_Records excerpted from a collection:_
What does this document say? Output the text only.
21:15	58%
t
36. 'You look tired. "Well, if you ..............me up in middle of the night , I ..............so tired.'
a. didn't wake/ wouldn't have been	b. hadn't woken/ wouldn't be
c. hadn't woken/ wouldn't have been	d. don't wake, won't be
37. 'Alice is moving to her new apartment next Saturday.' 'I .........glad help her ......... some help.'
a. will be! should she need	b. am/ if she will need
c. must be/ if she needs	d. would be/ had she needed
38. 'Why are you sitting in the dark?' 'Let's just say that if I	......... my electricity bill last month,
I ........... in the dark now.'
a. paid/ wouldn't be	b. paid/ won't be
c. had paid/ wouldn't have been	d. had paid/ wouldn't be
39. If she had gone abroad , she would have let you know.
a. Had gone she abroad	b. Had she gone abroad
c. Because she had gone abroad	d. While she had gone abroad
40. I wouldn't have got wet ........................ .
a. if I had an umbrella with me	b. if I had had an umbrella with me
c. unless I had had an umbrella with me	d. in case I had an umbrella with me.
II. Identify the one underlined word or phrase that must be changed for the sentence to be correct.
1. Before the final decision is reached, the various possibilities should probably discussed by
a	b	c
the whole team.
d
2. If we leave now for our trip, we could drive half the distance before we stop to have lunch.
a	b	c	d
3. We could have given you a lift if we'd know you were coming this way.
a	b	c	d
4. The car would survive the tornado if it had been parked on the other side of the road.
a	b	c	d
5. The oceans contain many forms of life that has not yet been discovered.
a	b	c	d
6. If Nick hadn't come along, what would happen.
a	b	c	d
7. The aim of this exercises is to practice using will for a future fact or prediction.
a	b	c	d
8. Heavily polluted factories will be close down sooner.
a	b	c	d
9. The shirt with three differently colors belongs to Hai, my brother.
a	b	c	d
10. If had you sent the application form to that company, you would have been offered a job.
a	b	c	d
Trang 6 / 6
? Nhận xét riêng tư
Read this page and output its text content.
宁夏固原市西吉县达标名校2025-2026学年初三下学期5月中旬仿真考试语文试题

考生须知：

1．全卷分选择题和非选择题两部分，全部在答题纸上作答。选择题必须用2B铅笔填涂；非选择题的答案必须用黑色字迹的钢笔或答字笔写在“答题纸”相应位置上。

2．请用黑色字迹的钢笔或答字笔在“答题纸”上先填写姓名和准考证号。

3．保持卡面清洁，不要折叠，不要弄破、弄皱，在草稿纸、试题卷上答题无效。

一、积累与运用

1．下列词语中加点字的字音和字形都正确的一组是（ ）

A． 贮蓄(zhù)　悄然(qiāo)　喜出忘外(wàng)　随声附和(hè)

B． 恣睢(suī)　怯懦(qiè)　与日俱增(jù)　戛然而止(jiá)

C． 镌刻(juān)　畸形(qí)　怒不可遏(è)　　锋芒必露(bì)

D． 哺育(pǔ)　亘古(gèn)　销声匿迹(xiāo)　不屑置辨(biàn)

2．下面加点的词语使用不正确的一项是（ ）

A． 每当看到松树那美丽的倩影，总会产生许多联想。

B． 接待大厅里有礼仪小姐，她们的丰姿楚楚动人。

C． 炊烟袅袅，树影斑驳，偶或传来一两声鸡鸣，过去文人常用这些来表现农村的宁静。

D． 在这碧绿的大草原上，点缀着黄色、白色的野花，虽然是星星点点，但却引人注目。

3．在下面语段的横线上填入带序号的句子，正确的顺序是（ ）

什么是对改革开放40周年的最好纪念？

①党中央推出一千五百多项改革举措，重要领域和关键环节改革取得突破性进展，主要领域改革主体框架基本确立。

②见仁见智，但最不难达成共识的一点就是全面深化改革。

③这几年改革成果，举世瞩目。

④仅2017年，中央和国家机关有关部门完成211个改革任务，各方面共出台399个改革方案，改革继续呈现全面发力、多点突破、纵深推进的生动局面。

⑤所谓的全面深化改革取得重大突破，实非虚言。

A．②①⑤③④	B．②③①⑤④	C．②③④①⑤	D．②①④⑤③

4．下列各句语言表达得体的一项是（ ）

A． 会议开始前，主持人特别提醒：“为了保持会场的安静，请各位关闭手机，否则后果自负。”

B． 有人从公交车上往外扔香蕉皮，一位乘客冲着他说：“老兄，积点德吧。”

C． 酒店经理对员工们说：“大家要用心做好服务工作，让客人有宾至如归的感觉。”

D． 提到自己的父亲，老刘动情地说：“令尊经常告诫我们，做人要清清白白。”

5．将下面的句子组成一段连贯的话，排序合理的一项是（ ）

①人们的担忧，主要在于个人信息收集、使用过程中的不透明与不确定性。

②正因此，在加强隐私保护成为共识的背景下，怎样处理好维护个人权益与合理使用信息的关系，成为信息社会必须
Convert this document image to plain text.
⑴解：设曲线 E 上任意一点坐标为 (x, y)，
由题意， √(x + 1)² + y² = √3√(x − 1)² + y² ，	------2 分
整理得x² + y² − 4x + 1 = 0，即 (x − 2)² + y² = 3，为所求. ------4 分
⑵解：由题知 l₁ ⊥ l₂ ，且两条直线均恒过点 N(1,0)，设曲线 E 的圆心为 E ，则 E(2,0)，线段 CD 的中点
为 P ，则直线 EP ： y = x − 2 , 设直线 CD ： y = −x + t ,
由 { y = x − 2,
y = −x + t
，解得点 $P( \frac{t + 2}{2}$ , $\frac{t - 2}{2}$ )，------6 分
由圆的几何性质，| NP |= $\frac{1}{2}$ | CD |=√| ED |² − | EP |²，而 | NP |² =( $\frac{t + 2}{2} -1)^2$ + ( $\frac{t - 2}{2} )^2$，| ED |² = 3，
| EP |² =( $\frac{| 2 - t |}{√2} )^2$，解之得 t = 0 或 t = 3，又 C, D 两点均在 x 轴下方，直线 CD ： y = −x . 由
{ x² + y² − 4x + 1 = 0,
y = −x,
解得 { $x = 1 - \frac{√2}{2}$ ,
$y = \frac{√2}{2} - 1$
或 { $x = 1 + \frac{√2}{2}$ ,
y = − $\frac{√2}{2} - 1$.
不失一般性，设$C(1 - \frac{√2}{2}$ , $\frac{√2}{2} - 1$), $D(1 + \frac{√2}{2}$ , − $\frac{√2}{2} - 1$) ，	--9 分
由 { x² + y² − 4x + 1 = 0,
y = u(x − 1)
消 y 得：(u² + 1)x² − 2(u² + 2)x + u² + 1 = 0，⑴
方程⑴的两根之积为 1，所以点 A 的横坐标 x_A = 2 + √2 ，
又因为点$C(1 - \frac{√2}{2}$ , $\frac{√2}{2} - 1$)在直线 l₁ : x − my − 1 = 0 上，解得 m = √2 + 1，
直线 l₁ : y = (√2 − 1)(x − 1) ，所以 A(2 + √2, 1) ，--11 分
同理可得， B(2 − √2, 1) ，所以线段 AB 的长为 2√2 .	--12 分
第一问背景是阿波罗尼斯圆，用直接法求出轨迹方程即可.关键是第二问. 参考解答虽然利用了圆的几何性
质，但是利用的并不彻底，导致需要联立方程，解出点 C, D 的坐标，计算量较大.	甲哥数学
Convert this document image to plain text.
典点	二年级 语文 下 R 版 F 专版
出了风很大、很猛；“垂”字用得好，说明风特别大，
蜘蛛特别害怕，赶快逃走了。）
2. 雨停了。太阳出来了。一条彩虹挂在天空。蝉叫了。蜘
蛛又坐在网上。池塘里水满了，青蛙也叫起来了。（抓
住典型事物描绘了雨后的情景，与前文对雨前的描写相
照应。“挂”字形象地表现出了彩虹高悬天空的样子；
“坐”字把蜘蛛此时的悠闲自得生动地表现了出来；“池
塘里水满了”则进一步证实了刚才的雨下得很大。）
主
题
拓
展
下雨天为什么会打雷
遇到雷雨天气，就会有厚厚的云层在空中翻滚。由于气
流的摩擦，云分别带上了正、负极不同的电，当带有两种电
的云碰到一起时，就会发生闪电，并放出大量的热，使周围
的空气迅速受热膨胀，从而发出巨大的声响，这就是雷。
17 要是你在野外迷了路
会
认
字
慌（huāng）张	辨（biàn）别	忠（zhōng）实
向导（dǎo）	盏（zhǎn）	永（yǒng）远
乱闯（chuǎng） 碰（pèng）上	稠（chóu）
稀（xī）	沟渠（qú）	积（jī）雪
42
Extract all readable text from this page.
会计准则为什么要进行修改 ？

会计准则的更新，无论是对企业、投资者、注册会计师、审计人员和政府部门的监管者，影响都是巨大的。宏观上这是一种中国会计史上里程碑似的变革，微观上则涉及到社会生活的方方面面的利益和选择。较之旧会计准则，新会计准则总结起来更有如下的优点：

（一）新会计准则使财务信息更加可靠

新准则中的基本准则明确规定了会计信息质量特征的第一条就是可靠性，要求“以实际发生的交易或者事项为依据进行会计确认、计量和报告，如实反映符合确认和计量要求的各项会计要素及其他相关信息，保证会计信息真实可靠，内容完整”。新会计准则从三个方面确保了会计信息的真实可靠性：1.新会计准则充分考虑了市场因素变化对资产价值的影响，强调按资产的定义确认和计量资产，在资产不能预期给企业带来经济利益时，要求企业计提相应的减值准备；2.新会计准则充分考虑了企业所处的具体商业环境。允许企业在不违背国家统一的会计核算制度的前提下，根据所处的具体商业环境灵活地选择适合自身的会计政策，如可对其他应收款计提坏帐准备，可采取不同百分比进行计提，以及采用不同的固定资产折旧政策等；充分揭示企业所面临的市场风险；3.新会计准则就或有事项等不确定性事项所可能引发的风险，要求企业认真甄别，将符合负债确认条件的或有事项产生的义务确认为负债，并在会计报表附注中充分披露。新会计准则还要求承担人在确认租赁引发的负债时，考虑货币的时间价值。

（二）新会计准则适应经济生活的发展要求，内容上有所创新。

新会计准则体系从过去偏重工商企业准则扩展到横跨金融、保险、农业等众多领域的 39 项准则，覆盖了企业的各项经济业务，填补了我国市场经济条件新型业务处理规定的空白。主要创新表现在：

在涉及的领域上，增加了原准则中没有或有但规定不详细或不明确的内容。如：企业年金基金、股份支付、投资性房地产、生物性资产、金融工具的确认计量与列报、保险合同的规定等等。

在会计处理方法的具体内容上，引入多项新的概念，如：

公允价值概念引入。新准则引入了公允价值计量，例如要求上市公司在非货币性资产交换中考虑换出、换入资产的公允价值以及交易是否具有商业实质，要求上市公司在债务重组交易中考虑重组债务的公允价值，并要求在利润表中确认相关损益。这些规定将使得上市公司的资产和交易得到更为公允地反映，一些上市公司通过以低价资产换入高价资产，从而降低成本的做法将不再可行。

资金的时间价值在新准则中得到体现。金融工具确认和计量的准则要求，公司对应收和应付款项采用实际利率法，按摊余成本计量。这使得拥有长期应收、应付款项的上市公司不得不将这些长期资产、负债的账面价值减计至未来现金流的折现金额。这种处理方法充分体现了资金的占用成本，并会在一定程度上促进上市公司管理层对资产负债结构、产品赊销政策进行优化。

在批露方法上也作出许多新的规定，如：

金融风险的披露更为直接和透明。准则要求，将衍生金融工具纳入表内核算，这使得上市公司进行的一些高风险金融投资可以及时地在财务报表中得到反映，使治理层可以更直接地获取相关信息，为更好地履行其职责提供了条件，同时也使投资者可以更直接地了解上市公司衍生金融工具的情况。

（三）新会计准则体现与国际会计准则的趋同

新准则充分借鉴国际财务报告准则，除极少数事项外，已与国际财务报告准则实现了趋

_What you will do:_ Check each line of the entries above for the word "gone". List the ones that have it.

_Task response:_
39. If she had gone abroad , she would have let you know.
a. Had gone she abroad	b. Had she gone abroad
c. Because she had gone abroad	d. While she had gone abroad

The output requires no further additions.